start

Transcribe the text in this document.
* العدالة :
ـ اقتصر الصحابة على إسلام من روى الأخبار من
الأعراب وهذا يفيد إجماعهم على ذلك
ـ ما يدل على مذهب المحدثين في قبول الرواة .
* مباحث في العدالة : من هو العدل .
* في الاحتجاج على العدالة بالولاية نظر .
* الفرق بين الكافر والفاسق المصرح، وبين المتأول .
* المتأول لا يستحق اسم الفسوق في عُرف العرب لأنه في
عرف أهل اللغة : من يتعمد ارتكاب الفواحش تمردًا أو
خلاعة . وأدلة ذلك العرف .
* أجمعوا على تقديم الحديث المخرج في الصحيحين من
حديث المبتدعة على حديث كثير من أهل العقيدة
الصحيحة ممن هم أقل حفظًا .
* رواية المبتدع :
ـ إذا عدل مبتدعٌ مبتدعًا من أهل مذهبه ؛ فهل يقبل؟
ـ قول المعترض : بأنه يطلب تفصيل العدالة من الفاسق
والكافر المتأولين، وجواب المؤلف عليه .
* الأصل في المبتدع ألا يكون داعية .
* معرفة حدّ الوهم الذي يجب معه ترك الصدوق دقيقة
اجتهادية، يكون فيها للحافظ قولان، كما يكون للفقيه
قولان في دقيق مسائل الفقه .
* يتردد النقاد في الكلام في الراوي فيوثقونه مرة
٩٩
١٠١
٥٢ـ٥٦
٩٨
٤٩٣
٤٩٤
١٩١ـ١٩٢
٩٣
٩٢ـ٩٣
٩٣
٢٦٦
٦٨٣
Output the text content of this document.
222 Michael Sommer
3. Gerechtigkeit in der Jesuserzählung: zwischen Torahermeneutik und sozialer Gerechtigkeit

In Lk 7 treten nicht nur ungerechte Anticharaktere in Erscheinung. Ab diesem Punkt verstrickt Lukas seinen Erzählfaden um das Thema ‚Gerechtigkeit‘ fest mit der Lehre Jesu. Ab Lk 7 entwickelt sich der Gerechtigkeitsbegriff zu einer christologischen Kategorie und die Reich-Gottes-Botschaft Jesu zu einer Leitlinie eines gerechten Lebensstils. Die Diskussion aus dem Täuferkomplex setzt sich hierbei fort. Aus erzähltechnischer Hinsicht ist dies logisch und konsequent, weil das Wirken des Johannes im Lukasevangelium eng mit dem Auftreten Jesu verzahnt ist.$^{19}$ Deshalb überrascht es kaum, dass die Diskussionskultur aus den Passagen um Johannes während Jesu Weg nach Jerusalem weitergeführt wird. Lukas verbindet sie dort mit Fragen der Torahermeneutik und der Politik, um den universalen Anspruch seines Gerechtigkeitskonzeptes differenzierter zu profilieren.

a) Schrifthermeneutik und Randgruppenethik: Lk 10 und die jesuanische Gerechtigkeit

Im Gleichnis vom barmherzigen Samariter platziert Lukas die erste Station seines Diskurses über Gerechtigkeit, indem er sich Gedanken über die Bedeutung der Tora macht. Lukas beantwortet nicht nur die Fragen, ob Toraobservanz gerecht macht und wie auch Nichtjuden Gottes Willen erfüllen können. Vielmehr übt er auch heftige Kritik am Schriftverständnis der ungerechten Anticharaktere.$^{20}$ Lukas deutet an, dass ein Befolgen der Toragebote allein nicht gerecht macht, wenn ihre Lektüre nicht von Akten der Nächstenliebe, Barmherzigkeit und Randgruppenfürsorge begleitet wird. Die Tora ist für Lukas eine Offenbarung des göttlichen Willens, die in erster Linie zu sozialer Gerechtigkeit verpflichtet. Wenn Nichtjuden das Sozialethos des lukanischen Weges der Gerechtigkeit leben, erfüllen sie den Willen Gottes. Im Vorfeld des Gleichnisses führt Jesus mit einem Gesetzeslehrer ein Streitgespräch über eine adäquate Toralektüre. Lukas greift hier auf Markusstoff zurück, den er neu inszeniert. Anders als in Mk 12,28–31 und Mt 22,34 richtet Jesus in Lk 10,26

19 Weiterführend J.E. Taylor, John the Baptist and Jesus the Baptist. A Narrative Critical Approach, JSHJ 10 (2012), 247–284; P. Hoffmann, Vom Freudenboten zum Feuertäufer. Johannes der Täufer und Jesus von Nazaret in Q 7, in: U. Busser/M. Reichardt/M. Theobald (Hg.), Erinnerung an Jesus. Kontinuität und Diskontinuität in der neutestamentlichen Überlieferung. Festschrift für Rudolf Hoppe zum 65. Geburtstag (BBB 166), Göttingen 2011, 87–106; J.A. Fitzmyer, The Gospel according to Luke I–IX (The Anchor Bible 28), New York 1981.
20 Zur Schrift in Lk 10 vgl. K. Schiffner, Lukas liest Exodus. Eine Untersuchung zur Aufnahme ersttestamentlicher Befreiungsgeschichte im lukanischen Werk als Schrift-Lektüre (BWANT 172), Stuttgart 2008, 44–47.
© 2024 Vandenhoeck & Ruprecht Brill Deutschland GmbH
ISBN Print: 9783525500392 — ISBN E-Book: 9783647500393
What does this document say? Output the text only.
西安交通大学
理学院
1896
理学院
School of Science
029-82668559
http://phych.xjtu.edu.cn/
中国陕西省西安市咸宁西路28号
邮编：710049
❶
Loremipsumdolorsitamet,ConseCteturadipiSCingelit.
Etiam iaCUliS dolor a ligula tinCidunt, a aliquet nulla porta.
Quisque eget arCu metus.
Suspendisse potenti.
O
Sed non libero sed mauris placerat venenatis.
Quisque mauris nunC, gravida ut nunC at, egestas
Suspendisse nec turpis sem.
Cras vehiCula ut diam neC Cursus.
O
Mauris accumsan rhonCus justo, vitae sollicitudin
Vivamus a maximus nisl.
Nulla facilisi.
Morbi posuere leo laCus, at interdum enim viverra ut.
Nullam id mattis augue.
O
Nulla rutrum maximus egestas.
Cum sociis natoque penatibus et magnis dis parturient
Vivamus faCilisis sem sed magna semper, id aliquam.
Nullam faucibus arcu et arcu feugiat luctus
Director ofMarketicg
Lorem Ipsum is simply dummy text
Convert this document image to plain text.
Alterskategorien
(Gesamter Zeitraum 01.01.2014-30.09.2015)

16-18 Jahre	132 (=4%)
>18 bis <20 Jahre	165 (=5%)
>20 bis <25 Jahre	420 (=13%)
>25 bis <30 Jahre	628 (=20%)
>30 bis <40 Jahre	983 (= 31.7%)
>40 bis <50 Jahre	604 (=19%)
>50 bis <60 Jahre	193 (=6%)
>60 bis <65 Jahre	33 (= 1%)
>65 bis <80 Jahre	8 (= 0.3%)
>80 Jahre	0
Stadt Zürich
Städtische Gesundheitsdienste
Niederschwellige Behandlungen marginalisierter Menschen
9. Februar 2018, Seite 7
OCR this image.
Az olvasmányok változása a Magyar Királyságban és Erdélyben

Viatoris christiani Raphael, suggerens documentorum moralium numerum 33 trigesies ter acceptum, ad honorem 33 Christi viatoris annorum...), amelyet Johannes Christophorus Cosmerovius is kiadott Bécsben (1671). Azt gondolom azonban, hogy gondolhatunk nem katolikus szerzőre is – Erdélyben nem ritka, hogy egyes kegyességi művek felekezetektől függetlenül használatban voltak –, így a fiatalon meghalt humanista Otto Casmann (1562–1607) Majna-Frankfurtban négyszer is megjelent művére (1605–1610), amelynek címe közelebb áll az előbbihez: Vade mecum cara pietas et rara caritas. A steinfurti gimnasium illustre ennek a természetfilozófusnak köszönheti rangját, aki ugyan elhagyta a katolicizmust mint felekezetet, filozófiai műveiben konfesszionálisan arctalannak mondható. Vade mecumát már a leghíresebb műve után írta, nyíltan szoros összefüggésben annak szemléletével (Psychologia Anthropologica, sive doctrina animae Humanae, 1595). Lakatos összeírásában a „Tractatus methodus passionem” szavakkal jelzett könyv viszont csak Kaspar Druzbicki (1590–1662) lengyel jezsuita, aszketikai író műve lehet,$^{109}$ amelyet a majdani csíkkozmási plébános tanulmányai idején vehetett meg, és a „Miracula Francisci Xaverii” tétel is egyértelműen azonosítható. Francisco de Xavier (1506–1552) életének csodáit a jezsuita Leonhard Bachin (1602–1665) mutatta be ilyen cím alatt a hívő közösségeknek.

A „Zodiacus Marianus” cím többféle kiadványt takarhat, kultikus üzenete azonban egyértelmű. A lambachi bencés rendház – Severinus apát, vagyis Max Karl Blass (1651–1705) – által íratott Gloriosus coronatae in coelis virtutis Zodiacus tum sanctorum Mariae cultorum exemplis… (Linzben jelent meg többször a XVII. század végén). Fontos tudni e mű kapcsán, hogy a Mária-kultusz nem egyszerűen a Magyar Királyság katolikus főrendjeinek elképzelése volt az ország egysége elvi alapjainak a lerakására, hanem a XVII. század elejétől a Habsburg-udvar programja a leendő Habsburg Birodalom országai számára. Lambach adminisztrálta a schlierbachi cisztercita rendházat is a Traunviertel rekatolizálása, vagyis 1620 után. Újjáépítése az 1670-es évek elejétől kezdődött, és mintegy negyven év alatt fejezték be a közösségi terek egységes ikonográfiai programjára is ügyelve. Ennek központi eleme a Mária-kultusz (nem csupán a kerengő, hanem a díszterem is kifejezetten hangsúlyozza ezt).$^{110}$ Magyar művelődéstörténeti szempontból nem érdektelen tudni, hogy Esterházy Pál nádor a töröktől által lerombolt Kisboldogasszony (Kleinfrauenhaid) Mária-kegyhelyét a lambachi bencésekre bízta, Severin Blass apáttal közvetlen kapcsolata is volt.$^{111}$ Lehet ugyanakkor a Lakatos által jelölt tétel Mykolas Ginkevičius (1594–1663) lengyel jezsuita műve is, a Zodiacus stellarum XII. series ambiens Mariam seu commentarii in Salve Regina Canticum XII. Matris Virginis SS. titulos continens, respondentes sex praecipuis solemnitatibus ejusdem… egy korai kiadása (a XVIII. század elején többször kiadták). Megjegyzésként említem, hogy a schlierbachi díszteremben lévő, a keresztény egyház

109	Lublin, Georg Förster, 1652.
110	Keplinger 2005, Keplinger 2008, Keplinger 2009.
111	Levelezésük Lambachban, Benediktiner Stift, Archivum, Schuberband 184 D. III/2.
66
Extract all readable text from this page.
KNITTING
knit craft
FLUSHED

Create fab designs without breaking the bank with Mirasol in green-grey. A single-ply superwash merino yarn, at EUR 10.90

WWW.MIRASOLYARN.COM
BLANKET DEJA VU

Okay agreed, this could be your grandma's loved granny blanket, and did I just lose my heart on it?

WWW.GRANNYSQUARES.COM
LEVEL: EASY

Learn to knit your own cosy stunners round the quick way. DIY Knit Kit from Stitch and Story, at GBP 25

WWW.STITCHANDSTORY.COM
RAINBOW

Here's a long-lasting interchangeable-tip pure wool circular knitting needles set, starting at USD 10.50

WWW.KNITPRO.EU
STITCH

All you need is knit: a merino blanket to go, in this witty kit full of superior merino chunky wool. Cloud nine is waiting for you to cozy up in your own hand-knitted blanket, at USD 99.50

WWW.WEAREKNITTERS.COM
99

end

= DESCRIPTION OF THE TASK =
Extract all lines containing the word "العدالة".

= OUTPUT =
* العدالة :
* مباحث في العدالة : من هو العدل .
* في الاحتجاج على العدالة بالولاية نظر .
ـ قول المعترض : بأنه يطلب تفصيل العدالة من الفاسق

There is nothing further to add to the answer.